(Task material):

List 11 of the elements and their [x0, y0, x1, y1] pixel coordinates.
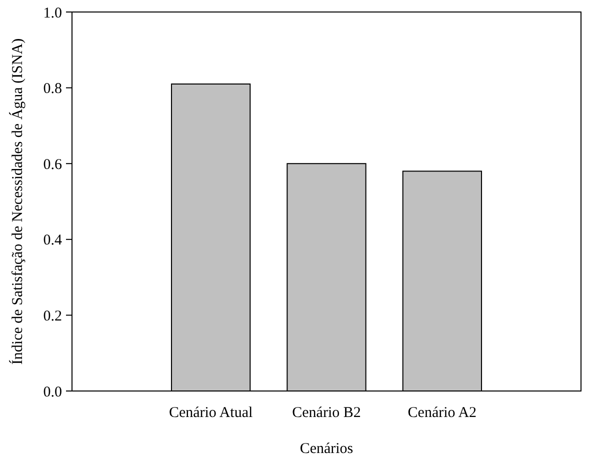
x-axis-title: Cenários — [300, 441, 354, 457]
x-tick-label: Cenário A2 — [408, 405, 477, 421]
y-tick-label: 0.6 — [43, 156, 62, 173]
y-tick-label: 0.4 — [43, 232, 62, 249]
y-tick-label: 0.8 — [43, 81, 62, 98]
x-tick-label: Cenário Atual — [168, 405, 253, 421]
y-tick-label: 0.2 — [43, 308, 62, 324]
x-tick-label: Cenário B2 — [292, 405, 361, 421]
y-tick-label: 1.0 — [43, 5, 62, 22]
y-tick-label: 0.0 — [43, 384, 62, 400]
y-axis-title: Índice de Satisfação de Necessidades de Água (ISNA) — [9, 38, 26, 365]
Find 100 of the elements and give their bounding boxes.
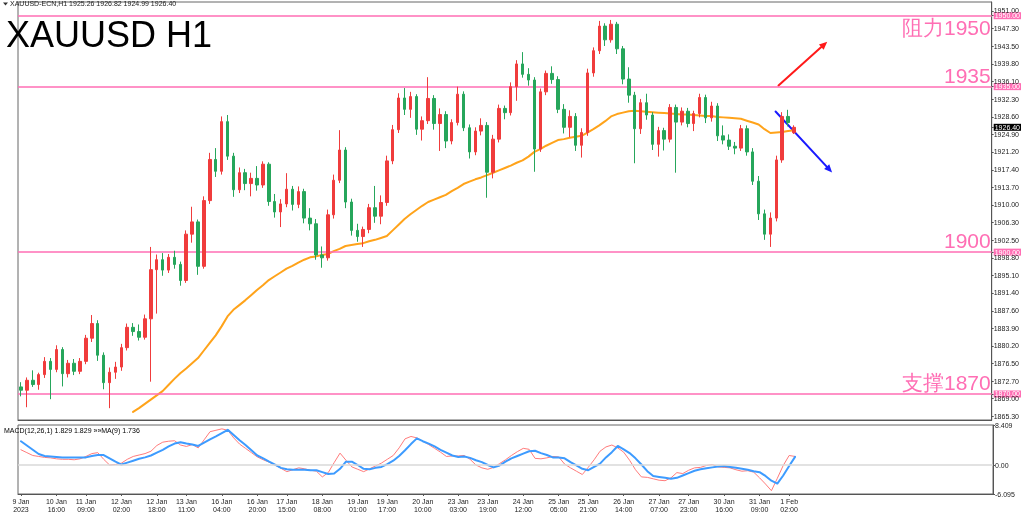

--

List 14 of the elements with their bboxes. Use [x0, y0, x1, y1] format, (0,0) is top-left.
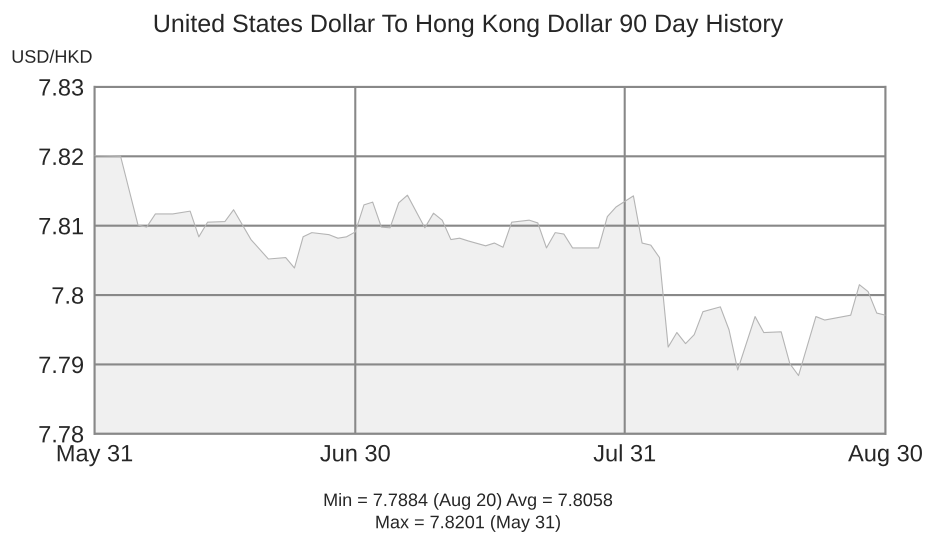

(Given request): Copy out the rows starting with the line that contains "List 11 of the" and going on through the line that contains "Find 100 of", with both of those lines included, and leave the pictures out of your answer.

(Task answer):
List 11 of the elements and their [x0, y0, x1, y1] pixel coordinates.
x-axis-title: Cenários — [300, 441, 354, 457]
x-tick-label: Cenário A2 — [408, 405, 477, 421]
y-tick-label: 0.6 — [43, 156, 62, 173]
y-tick-label: 0.4 — [43, 232, 62, 249]
y-tick-label: 0.8 — [43, 81, 62, 98]
x-tick-label: Cenário Atual — [168, 405, 253, 421]
y-tick-label: 0.2 — [43, 308, 62, 324]
x-tick-label: Cenário B2 — [292, 405, 361, 421]
y-tick-label: 1.0 — [43, 5, 62, 22]
y-tick-label: 0.0 — [43, 384, 62, 400]
y-axis-title: Índice de Satisfação de Necessidades de Água (ISNA) — [9, 38, 26, 365]
Find 100 of the elements and give their bounding boxes.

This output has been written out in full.